## Request
Every line of the material that follows must be printed again exactly.

## Extracted data
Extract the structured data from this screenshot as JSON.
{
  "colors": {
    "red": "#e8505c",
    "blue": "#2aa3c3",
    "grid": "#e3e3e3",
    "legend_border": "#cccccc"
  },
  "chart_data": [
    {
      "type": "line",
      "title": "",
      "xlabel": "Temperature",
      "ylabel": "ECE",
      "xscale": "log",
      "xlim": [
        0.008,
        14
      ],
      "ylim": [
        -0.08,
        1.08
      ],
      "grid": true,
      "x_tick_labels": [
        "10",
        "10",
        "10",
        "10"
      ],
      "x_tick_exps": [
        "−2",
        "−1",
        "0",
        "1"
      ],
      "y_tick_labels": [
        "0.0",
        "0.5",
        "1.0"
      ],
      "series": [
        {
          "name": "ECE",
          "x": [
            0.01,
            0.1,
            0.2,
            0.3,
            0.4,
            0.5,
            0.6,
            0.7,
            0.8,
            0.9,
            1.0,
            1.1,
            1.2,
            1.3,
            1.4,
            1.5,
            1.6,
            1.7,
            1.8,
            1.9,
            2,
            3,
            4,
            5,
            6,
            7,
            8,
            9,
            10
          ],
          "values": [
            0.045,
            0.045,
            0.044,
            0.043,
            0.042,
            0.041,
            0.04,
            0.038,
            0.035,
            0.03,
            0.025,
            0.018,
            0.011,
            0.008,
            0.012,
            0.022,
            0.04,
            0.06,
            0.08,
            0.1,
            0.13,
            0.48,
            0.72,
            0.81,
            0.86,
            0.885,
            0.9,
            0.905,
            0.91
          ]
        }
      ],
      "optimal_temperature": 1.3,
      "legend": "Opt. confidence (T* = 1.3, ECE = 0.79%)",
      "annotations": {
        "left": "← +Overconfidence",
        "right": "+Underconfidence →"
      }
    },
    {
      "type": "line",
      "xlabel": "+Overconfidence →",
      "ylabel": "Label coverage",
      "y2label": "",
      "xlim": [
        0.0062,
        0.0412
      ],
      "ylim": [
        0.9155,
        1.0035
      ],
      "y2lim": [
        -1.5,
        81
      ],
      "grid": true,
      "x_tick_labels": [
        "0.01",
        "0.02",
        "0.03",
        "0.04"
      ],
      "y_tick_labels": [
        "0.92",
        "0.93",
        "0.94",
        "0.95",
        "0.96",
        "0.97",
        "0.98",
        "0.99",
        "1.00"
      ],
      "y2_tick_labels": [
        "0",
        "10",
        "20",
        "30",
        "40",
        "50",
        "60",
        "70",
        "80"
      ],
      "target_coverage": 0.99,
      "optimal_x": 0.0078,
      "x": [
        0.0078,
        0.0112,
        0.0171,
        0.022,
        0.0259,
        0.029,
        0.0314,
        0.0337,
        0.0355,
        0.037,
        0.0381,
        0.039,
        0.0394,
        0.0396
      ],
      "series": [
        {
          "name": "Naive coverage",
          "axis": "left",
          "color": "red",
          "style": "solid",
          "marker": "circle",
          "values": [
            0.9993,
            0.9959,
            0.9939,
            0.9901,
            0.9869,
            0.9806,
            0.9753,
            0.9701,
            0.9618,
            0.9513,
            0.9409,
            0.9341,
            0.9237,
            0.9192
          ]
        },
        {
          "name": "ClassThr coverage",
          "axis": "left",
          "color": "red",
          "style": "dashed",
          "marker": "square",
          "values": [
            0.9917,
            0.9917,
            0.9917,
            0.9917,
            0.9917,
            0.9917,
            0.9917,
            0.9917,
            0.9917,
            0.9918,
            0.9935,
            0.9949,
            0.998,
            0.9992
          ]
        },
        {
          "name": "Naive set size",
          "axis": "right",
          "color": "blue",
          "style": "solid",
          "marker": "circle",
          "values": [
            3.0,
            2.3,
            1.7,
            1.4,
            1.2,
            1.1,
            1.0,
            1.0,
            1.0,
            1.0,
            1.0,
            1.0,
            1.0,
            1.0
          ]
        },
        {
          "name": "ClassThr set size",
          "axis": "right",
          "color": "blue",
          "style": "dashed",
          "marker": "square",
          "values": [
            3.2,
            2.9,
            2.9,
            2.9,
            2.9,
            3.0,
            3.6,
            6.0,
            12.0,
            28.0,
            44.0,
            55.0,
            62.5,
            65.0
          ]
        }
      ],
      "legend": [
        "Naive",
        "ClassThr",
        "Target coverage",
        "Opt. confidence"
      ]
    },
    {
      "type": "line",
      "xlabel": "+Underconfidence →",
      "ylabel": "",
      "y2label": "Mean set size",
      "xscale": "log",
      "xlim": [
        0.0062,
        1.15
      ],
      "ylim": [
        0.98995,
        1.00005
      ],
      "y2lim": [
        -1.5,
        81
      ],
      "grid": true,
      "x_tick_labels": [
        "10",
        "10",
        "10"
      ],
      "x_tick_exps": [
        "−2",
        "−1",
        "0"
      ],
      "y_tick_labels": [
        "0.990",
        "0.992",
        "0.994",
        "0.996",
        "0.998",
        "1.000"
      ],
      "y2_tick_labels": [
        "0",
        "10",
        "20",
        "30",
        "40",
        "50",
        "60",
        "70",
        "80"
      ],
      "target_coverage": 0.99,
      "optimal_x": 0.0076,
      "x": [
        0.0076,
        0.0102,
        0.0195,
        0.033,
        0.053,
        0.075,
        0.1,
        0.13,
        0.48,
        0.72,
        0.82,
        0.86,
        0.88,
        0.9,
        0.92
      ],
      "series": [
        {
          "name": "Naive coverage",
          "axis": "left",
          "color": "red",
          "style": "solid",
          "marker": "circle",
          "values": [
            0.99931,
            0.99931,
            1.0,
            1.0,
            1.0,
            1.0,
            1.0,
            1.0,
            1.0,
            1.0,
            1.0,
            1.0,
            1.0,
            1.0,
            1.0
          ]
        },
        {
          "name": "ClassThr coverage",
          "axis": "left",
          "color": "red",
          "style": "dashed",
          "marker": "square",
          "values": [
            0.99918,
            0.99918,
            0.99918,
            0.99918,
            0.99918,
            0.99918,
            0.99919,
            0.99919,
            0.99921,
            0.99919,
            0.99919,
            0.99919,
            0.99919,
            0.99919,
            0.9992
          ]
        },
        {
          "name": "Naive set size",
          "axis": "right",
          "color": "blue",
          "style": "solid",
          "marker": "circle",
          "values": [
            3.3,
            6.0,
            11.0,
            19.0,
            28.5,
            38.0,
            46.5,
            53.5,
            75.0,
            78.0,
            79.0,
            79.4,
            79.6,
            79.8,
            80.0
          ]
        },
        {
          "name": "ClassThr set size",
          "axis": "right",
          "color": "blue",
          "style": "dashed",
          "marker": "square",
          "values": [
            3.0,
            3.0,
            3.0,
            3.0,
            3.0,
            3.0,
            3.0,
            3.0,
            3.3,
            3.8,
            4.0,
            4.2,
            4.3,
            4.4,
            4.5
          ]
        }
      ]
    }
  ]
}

## Solution to the problem
Extract the structured data from this screenshot as JSON.
{
  "colors": {
    "red": "#e8505c",
    "blue": "#2aa3c3",
    "grid": "#e3e3e3",
    "legend_border": "#cccccc"
  },
  "chart_data": [
    {
      "type": "line",
      "title": "",
      "xlabel": "Temperature",
      "ylabel": "ECE",
      "xscale": "log",
      "xlim": [
        0.008,
        14
      ],
      "ylim": [
        -0.08,
        1.08
      ],
      "grid": true,
      "x_tick_labels": [
        "10",
        "10",
        "10",
        "10"
      ],
      "x_tick_exps": [
        "−2",
        "−1",
        "0",
        "1"
      ],
      "y_tick_labels": [
        "0.0",
        "0.5",
        "1.0"
      ],
      "series": [
        {
          "name": "ECE",
          "x": [
            0.01,
            0.1,
            0.2,
            0.3,
            0.4,
            0.5,
            0.6,
            0.7,
            0.8,
            0.9,
            1.0,
            1.1,
            1.2,
            1.3,
            1.4,
            1.5,
            1.6,
            1.7,
            1.8,
            1.9,
            2,
            3,
            4,
            5,
            6,
            7,
            8,
            9,
            10
          ],
          "values": [
            0.045,
            0.045,
            0.044,
            0.043,
            0.042,
            0.041,
            0.04,
            0.038,
            0.035,
            0.03,
            0.025,
            0.018,
            0.011,
            0.008,
            0.012,
            0.022,
            0.04,
            0.06,
            0.08,
            0.1,
            0.13,
            0.48,
            0.72,
            0.81,
            0.86,
            0.885,
            0.9,
            0.905,
            0.91
          ]
        }
      ],
      "optimal_temperature": 1.3,
      "legend": "Opt. confidence (T* = 1.3, ECE = 0.79%)",
      "annotations": {
        "left": "← +Overconfidence",
        "right": "+Underconfidence →"
      }
    },
    {
      "type": "line",
      "xlabel": "+Overconfidence →",
      "ylabel": "Label coverage",
      "y2label": "",
      "xlim": [
        0.0062,
        0.0412
      ],
      "ylim": [
        0.9155,
        1.0035
      ],
      "y2lim": [
        -1.5,
        81
      ],
      "grid": true,
      "x_tick_labels": [
        "0.01",
        "0.02",
        "0.03",
        "0.04"
      ],
      "y_tick_labels": [
        "0.92",
        "0.93",
        "0.94",
        "0.95",
        "0.96",
        "0.97",
        "0.98",
        "0.99",
        "1.00"
      ],
      "y2_tick_labels": [
        "0",
        "10",
        "20",
        "30",
        "40",
        "50",
        "60",
        "70",
        "80"
      ],
      "target_coverage": 0.99,
      "optimal_x": 0.0078,
      "x": [
        0.0078,
        0.0112,
        0.0171,
        0.022,
        0.0259,
        0.029,
        0.0314,
        0.0337,
        0.0355,
        0.037,
        0.0381,
        0.039,
        0.0394,
        0.0396
      ],
      "series": [
        {
          "name": "Naive coverage",
          "axis": "left",
          "color": "red",
          "style": "solid",
          "marker": "circle",
          "values": [
            0.9993,
            0.9959,
            0.9939,
            0.9901,
            0.9869,
            0.9806,
            0.9753,
            0.9701,
            0.9618,
            0.9513,
            0.9409,
            0.9341,
            0.9237,
            0.9192
          ]
        },
        {
          "name": "ClassThr coverage",
          "axis": "left",
          "color": "red",
          "style": "dashed",
          "marker": "square",
          "values": [
            0.9917,
            0.9917,
            0.9917,
            0.9917,
            0.9917,
            0.9917,
            0.9917,
            0.9917,
            0.9917,
            0.9918,
            0.9935,
            0.9949,
            0.998,
            0.9992
          ]
        },
        {
          "name": "Naive set size",
          "axis": "right",
          "color": "blue",
          "style": "solid",
          "marker": "circle",
          "values": [
            3.0,
            2.3,
            1.7,
            1.4,
            1.2,
            1.1,
            1.0,
            1.0,
            1.0,
            1.0,
            1.0,
            1.0,
            1.0,
            1.0
          ]
        },
        {
          "name": "ClassThr set size",
          "axis": "right",
          "color": "blue",
          "style": "dashed",
          "marker": "square",
          "values": [
            3.2,
            2.9,
            2.9,
            2.9,
            2.9,
            3.0,
            3.6,
            6.0,
            12.0,
            28.0,
            44.0,
            55.0,
            62.5,
            65.0
          ]
        }
      ],
      "legend": [
        "Naive",
        "ClassThr",
        "Target coverage",
        "Opt. confidence"
      ]
    },
    {
      "type": "line",
      "xlabel": "+Underconfidence →",
      "ylabel": "",
      "y2label": "Mean set size",
      "xscale": "log",
      "xlim": [
        0.0062,
        1.15
      ],
      "ylim": [
        0.98995,
        1.00005
      ],
      "y2lim": [
        -1.5,
        81
      ],
      "grid": true,
      "x_tick_labels": [
        "10",
        "10",
        "10"
      ],
      "x_tick_exps": [
        "−2",
        "−1",
        "0"
      ],
      "y_tick_labels": [
        "0.990",
        "0.992",
        "0.994",
        "0.996",
        "0.998",
        "1.000"
      ],
      "y2_tick_labels": [
        "0",
        "10",
        "20",
        "30",
        "40",
        "50",
        "60",
        "70",
        "80"
      ],
      "target_coverage": 0.99,
      "optimal_x": 0.0076,
      "x": [
        0.0076,
        0.0102,
        0.0195,
        0.033,
        0.053,
        0.075,
        0.1,
        0.13,
        0.48,
        0.72,
        0.82,
        0.86,
        0.88,
        0.9,
        0.92
      ],
      "series": [
        {
          "name": "Naive coverage",
          "axis": "left",
          "color": "red",
          "style": "solid",
          "marker": "circle",
          "values": [
            0.99931,
            0.99931,
            1.0,
            1.0,
            1.0,
            1.0,
            1.0,
            1.0,
            1.0,
            1.0,
            1.0,
            1.0,
            1.0,
            1.0,
            1.0
          ]
        },
        {
          "name": "ClassThr coverage",
          "axis": "left",
          "color": "red",
          "style": "dashed",
          "marker": "square",
          "values": [
            0.99918,
            0.99918,
            0.99918,
            0.99918,
            0.99918,
            0.99918,
            0.99919,
            0.99919,
            0.99921,
            0.99919,
            0.99919,
            0.99919,
            0.99919,
            0.99919,
            0.9992
          ]
        },
        {
          "name": "Naive set size",
          "axis": "right",
          "color": "blue",
          "style": "solid",
          "marker": "circle",
          "values": [
            3.3,
            6.0,
            11.0,
            19.0,
            28.5,
            38.0,
            46.5,
            53.5,
            75.0,
            78.0,
            79.0,
            79.4,
            79.6,
            79.8,
            80.0
          ]
        },
        {
          "name": "ClassThr set size",
          "axis": "right",
          "color": "blue",
          "style": "dashed",
          "marker": "square",
          "values": [
            3.0,
            3.0,
            3.0,
            3.0,
            3.0,
            3.0,
            3.0,
            3.0,
            3.3,
            3.8,
            4.0,
            4.2,
            4.3,
            4.4,
            4.5
          ]
        }
      ]
    }
  ]
}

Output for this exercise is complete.